◆ **WHAT YOU NEED TO DO**
Look over the lines below. Report each one that includes the string "this".

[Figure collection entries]
------------------------------------------------------------------------

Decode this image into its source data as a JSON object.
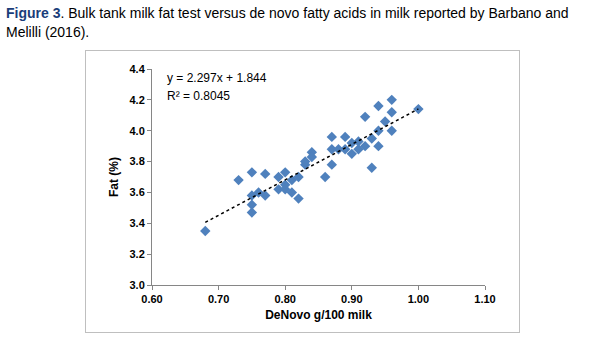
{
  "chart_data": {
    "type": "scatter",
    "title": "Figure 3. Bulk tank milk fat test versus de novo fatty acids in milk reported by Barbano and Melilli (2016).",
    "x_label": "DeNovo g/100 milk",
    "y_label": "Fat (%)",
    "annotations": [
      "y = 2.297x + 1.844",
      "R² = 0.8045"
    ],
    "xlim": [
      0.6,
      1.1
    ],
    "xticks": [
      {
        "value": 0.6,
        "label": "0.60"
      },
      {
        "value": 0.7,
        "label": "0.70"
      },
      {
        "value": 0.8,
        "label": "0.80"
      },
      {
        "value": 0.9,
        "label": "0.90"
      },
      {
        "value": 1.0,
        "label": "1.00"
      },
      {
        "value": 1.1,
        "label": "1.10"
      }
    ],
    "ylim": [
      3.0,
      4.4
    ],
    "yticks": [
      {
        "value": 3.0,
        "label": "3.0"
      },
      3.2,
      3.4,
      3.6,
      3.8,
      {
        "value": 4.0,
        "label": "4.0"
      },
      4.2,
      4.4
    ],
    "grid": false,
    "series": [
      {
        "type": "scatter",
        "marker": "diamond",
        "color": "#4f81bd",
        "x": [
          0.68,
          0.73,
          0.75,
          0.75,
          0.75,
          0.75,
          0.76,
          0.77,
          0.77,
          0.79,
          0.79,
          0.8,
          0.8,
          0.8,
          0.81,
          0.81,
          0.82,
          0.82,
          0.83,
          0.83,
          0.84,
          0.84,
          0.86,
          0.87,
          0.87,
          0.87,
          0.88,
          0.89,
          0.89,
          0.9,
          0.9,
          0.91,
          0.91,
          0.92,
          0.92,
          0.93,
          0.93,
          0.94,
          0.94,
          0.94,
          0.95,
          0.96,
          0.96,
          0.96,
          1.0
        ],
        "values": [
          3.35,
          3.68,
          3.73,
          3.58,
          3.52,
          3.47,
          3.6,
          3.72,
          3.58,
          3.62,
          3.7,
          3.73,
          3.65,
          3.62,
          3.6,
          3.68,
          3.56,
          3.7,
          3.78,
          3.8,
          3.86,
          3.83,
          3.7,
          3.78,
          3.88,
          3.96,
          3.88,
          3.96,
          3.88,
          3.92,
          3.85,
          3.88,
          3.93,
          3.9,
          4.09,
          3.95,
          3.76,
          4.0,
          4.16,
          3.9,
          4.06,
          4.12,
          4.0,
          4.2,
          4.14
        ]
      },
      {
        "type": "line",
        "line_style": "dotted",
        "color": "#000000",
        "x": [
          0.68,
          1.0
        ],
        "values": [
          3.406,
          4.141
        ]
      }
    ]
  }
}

------------------------------------------------------------------------

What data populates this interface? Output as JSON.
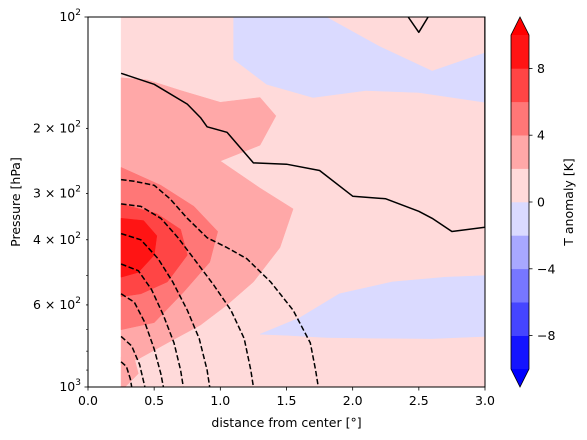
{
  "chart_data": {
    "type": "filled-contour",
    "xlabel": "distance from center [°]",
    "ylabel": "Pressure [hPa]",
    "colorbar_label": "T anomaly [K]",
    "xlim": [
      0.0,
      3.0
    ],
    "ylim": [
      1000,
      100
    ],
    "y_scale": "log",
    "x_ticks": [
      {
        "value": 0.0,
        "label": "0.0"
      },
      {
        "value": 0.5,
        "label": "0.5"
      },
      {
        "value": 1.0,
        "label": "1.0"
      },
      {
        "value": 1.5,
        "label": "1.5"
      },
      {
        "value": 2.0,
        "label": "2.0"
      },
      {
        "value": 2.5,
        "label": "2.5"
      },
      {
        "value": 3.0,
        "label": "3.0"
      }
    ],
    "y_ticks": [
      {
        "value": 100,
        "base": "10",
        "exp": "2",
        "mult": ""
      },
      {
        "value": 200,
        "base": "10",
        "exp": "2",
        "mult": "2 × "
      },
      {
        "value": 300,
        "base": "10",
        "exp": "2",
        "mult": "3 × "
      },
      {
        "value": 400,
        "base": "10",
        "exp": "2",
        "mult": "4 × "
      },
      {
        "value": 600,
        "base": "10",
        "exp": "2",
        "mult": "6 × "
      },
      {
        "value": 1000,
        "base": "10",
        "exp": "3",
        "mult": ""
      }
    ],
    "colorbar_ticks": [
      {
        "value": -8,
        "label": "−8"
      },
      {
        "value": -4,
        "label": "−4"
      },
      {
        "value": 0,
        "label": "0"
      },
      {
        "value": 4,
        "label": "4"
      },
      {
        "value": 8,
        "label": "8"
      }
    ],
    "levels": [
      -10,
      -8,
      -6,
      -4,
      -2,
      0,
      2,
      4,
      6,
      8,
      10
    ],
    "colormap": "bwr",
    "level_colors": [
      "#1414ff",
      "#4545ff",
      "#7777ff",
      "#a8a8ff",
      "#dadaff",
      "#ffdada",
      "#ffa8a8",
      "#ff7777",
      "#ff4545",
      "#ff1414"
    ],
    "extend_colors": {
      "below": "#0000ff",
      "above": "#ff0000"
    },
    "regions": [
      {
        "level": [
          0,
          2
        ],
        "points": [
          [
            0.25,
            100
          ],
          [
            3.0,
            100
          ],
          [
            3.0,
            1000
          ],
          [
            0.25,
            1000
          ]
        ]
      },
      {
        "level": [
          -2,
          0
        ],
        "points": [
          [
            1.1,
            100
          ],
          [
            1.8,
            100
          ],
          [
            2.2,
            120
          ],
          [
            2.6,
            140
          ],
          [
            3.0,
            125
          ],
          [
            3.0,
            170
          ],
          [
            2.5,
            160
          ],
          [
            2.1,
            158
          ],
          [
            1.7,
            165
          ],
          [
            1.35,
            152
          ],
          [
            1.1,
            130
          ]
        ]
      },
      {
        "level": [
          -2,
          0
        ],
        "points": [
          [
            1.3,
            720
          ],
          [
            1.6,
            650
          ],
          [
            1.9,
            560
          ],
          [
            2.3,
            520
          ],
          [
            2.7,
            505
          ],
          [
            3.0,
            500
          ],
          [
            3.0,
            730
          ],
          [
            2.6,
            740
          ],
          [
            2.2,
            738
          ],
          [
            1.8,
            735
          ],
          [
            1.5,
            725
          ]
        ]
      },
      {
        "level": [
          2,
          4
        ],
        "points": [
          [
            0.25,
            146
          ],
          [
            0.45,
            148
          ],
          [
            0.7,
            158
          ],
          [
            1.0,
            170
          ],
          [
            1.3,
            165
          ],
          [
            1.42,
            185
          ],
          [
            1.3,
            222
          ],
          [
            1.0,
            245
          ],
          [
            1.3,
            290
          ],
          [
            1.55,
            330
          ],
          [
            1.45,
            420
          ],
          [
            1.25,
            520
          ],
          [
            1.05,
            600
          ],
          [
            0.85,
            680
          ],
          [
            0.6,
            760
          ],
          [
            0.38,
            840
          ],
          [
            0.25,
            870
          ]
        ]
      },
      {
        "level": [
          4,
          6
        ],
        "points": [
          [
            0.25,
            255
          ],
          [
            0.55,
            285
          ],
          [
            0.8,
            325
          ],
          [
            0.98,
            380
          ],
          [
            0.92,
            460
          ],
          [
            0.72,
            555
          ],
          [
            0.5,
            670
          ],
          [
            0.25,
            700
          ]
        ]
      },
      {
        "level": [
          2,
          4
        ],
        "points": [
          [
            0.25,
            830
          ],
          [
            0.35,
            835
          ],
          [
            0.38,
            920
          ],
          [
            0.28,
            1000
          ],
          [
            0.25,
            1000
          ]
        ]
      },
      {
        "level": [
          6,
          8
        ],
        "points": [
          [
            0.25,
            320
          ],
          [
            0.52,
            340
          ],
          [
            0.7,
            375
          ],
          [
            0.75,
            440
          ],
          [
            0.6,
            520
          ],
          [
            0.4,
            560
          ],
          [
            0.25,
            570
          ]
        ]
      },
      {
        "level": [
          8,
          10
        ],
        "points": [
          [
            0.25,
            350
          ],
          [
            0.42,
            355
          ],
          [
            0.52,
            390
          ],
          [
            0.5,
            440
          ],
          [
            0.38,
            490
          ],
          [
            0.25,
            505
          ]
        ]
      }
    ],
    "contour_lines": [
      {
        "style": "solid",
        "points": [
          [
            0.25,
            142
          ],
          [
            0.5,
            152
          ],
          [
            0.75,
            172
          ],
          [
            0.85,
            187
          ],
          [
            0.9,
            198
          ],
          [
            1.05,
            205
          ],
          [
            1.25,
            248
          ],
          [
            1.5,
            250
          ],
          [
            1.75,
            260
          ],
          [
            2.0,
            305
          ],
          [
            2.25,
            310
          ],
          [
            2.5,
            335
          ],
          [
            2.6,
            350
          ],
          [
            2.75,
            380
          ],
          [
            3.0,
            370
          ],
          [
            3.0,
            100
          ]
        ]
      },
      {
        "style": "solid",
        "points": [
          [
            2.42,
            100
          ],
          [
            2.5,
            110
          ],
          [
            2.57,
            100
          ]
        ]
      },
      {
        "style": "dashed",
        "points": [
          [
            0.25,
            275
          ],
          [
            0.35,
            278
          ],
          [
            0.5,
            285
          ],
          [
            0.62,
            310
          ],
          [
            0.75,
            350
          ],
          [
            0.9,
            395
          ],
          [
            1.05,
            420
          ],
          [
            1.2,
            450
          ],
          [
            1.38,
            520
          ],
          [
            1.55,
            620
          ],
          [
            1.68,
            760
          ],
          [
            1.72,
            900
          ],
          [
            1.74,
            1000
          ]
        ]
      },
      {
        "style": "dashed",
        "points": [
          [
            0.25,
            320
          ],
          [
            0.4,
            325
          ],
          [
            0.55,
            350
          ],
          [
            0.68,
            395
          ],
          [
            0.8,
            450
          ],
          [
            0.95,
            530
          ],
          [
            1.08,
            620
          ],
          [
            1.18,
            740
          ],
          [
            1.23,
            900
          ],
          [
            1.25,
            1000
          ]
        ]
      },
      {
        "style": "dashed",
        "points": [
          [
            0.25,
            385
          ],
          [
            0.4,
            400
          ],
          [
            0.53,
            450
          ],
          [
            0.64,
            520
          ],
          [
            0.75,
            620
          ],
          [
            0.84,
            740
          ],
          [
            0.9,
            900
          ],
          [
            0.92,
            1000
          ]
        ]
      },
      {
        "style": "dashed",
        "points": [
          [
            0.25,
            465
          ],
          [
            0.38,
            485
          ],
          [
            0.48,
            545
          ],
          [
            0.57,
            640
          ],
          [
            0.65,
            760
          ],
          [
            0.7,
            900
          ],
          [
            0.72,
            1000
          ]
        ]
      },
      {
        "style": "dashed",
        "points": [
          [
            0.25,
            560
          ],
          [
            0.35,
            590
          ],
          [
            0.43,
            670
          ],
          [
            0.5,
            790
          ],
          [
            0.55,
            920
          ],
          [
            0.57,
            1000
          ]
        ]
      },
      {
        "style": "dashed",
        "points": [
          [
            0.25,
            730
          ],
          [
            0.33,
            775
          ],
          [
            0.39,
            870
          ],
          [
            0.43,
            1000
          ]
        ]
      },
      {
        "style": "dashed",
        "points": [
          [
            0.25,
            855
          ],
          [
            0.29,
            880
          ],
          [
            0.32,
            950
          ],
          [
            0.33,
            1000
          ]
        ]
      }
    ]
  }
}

------------------------------------------------------------------------

◆ **RESULT**
Decode this image into its source data as a JSON object.
What data populates this interface? Output as JSON.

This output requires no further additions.